* start *

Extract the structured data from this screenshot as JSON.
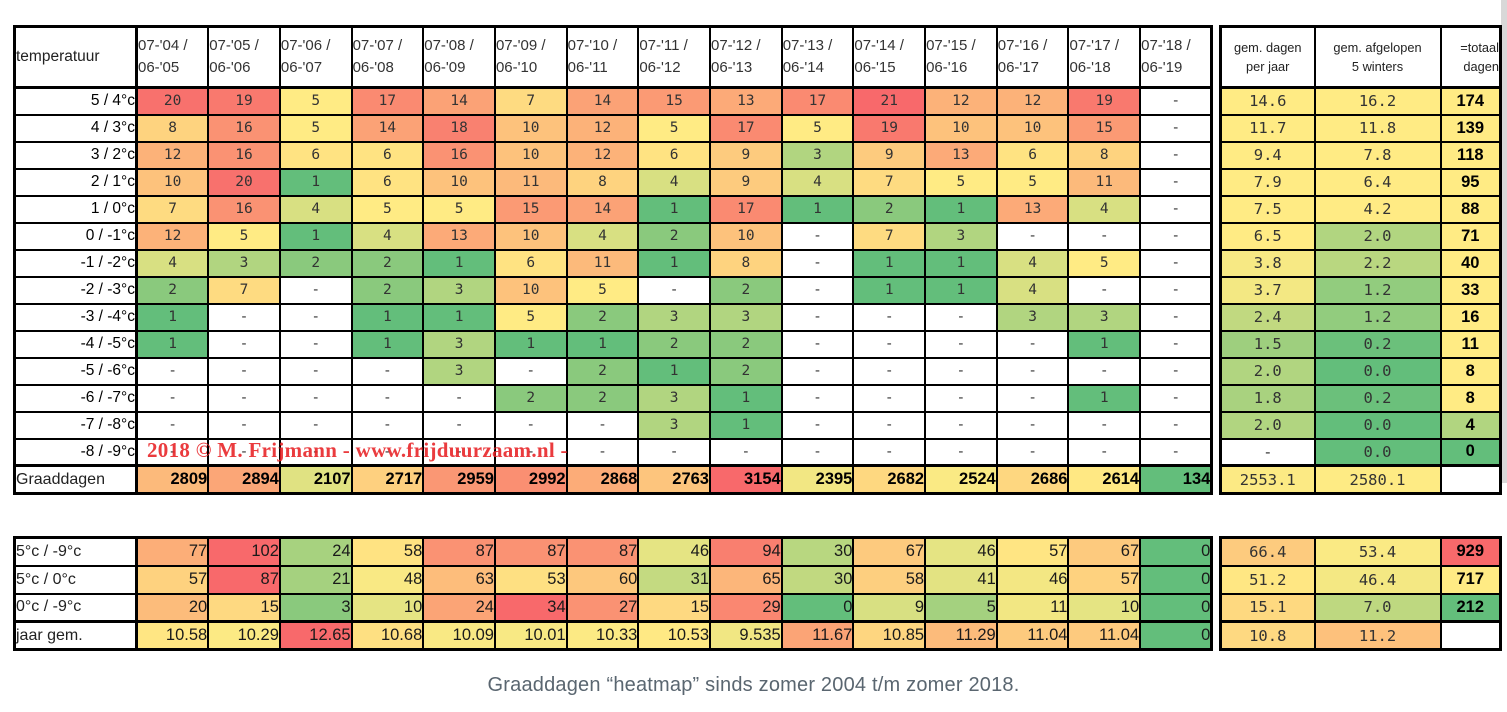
{
  "caption": "Graaddagen “heatmap” sinds zomer 2004 t/m zomer 2018.",
  "watermark": "2018 © M. Frijmann - www.frijduurzaam.nl -",
  "colors": {
    "scale_green": "#63BE7B",
    "scale_yellow": "#FFEB84",
    "scale_red": "#F8696B",
    "empty_cell": "#FFFFFF",
    "border": "#000000",
    "watermark_red": "#E82024",
    "caption_gray": "#5A6670",
    "header_text": "#333333"
  },
  "chart_data": {
    "type": "heatmap",
    "title": "Graaddagen “heatmap” sinds zomer 2004 t/m zomer 2018.",
    "corner_label": "temperatuur",
    "year_columns": [
      {
        "l1": "07-'04 /",
        "l2": "06-'05"
      },
      {
        "l1": "07-'05 /",
        "l2": "06-'06"
      },
      {
        "l1": "07-'06 /",
        "l2": "06-'07"
      },
      {
        "l1": "07-'07 /",
        "l2": "06-'08"
      },
      {
        "l1": "07-'08 /",
        "l2": "06-'09"
      },
      {
        "l1": "07-'09 /",
        "l2": "06-'10"
      },
      {
        "l1": "07-'10 /",
        "l2": "06-'11"
      },
      {
        "l1": "07-'11 /",
        "l2": "06-'12"
      },
      {
        "l1": "07-'12 /",
        "l2": "06-'13"
      },
      {
        "l1": "07-'13 /",
        "l2": "06-'14"
      },
      {
        "l1": "07-'14 /",
        "l2": "06-'15"
      },
      {
        "l1": "07-'15 /",
        "l2": "06-'16"
      },
      {
        "l1": "07-'16 /",
        "l2": "06-'17"
      },
      {
        "l1": "07-'17 /",
        "l2": "06-'18"
      },
      {
        "l1": "07-'18 /",
        "l2": "06-'19"
      }
    ],
    "summary_columns": [
      {
        "l1": "gem. dagen",
        "l2": "per jaar"
      },
      {
        "l1": "gem. afgelopen",
        "l2": "5 winters"
      },
      {
        "l1": "=totaal",
        "l2": "dagen"
      }
    ],
    "temp_rows": [
      {
        "label": "5 / 4°c",
        "values": [
          "20",
          "19",
          "5",
          "17",
          "14",
          "7",
          "14",
          "15",
          "13",
          "17",
          "21",
          "12",
          "12",
          "19",
          "-"
        ],
        "avg_year": "14.6",
        "avg_5w": "16.2",
        "total": "174"
      },
      {
        "label": "4 / 3°c",
        "values": [
          "8",
          "16",
          "5",
          "14",
          "18",
          "10",
          "12",
          "5",
          "17",
          "5",
          "19",
          "10",
          "10",
          "15",
          "-"
        ],
        "avg_year": "11.7",
        "avg_5w": "11.8",
        "total": "139"
      },
      {
        "label": "3 / 2°c",
        "values": [
          "12",
          "16",
          "6",
          "6",
          "16",
          "10",
          "12",
          "6",
          "9",
          "3",
          "9",
          "13",
          "6",
          "8",
          "-"
        ],
        "avg_year": "9.4",
        "avg_5w": "7.8",
        "total": "118"
      },
      {
        "label": "2 / 1°c",
        "values": [
          "10",
          "20",
          "1",
          "6",
          "10",
          "11",
          "8",
          "4",
          "9",
          "4",
          "7",
          "5",
          "5",
          "11",
          "-"
        ],
        "avg_year": "7.9",
        "avg_5w": "6.4",
        "total": "95"
      },
      {
        "label": "1 / 0°c",
        "values": [
          "7",
          "16",
          "4",
          "5",
          "5",
          "15",
          "14",
          "1",
          "17",
          "1",
          "2",
          "1",
          "13",
          "4",
          "-"
        ],
        "avg_year": "7.5",
        "avg_5w": "4.2",
        "total": "88"
      },
      {
        "label": "0 / -1°c",
        "values": [
          "12",
          "5",
          "1",
          "4",
          "13",
          "10",
          "4",
          "2",
          "10",
          "-",
          "7",
          "3",
          "-",
          "-",
          "-"
        ],
        "avg_year": "6.5",
        "avg_5w": "2.0",
        "total": "71"
      },
      {
        "label": "-1 / -2°c",
        "values": [
          "4",
          "3",
          "2",
          "2",
          "1",
          "6",
          "11",
          "1",
          "8",
          "-",
          "1",
          "1",
          "4",
          "5",
          "-"
        ],
        "avg_year": "3.8",
        "avg_5w": "2.2",
        "total": "40"
      },
      {
        "label": "-2 / -3°c",
        "values": [
          "2",
          "7",
          "-",
          "2",
          "3",
          "10",
          "5",
          "-",
          "2",
          "-",
          "1",
          "1",
          "4",
          "-",
          "-"
        ],
        "avg_year": "3.7",
        "avg_5w": "1.2",
        "total": "33"
      },
      {
        "label": "-3 / -4°c",
        "values": [
          "1",
          "-",
          "-",
          "1",
          "1",
          "5",
          "2",
          "3",
          "3",
          "-",
          "-",
          "-",
          "3",
          "3",
          "-"
        ],
        "avg_year": "2.4",
        "avg_5w": "1.2",
        "total": "16"
      },
      {
        "label": "-4 / -5°c",
        "values": [
          "1",
          "-",
          "-",
          "1",
          "3",
          "1",
          "1",
          "2",
          "2",
          "-",
          "-",
          "-",
          "-",
          "1",
          "-"
        ],
        "avg_year": "1.5",
        "avg_5w": "0.2",
        "total": "11"
      },
      {
        "label": "-5 / -6°c",
        "values": [
          "-",
          "-",
          "-",
          "-",
          "3",
          "-",
          "2",
          "1",
          "2",
          "-",
          "-",
          "-",
          "-",
          "-",
          "-"
        ],
        "avg_year": "2.0",
        "avg_5w": "0.0",
        "total": "8"
      },
      {
        "label": "-6 / -7°c",
        "values": [
          "-",
          "-",
          "-",
          "-",
          "-",
          "2",
          "2",
          "3",
          "1",
          "-",
          "-",
          "-",
          "-",
          "1",
          "-"
        ],
        "avg_year": "1.8",
        "avg_5w": "0.2",
        "total": "8"
      },
      {
        "label": "-7 / -8°c",
        "values": [
          "-",
          "-",
          "-",
          "-",
          "-",
          "-",
          "-",
          "3",
          "1",
          "-",
          "-",
          "-",
          "-",
          "-",
          "-"
        ],
        "avg_year": "2.0",
        "avg_5w": "0.0",
        "total": "4"
      },
      {
        "label": "-8 / -9°c",
        "values": [
          "-",
          "-",
          "-",
          "-",
          "-",
          "-",
          "-",
          "-",
          "-",
          "-",
          "-",
          "-",
          "-",
          "-",
          "-"
        ],
        "avg_year": "-",
        "avg_5w": "0.0",
        "total": "0"
      }
    ],
    "graaddagen_row": {
      "label": "Graaddagen",
      "values": [
        "2809",
        "2894",
        "2107",
        "2717",
        "2959",
        "2992",
        "2868",
        "2763",
        "3154",
        "2395",
        "2682",
        "2524",
        "2686",
        "2614",
        "134"
      ],
      "avg_year": "2553.1",
      "avg_5w": "2580.1",
      "total": ""
    },
    "bottom_rows": [
      {
        "label": "5°c / -9°c",
        "values": [
          "77",
          "102",
          "24",
          "58",
          "87",
          "87",
          "87",
          "46",
          "94",
          "30",
          "67",
          "46",
          "57",
          "67",
          "0"
        ],
        "avg_year": "66.4",
        "avg_5w": "53.4",
        "total": "929"
      },
      {
        "label": "5°c /  0°c",
        "values": [
          "57",
          "87",
          "21",
          "48",
          "63",
          "53",
          "60",
          "31",
          "65",
          "30",
          "58",
          "41",
          "46",
          "57",
          "0"
        ],
        "avg_year": "51.2",
        "avg_5w": "46.4",
        "total": "717"
      },
      {
        "label": "0°c / -9°c",
        "values": [
          "20",
          "15",
          "3",
          "10",
          "24",
          "34",
          "27",
          "15",
          "29",
          "0",
          "9",
          "5",
          "11",
          "10",
          "0"
        ],
        "avg_year": "15.1",
        "avg_5w": "7.0",
        "total": "212"
      },
      {
        "label": "jaar gem.",
        "values": [
          "10.58",
          "10.29",
          "12.65",
          "10.68",
          "10.09",
          "10.01",
          "10.33",
          "10.53",
          "9.535",
          "11.67",
          "10.85",
          "11.29",
          "11.04",
          "11.04",
          "0"
        ],
        "avg_year": "10.8",
        "avg_5w": "11.2",
        "total": ""
      }
    ],
    "scales": {
      "counts": {
        "min": 1,
        "mid": 5,
        "max": 21
      },
      "avg_top": {
        "min": 0,
        "mid": 4,
        "cap": true
      },
      "total_top": {
        "min": 0,
        "mid": 8,
        "cap": true
      },
      "graaddagen": {
        "min": 134,
        "mid": 2600,
        "max": 3154
      },
      "bottom": [
        {
          "min": 0,
          "mid": 55,
          "max": 102
        },
        {
          "min": 0,
          "mid": 50,
          "max": 87
        },
        {
          "min": 0,
          "mid": 12,
          "max": 34
        },
        {
          "min": 0,
          "mid": 10.5,
          "max": 12.65
        }
      ],
      "total_bottom": {
        "min": 212,
        "mid": 717,
        "max": 929
      }
    }
  }
}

* end *

Go through the material above and copy each line that has the word "zomer".

  "caption": "Graaddagen “heatmap” sinds zomer 2004 t/m zomer 2018.",
    "title": "Graaddagen “heatmap” sinds zomer 2004 t/m zomer 2018.",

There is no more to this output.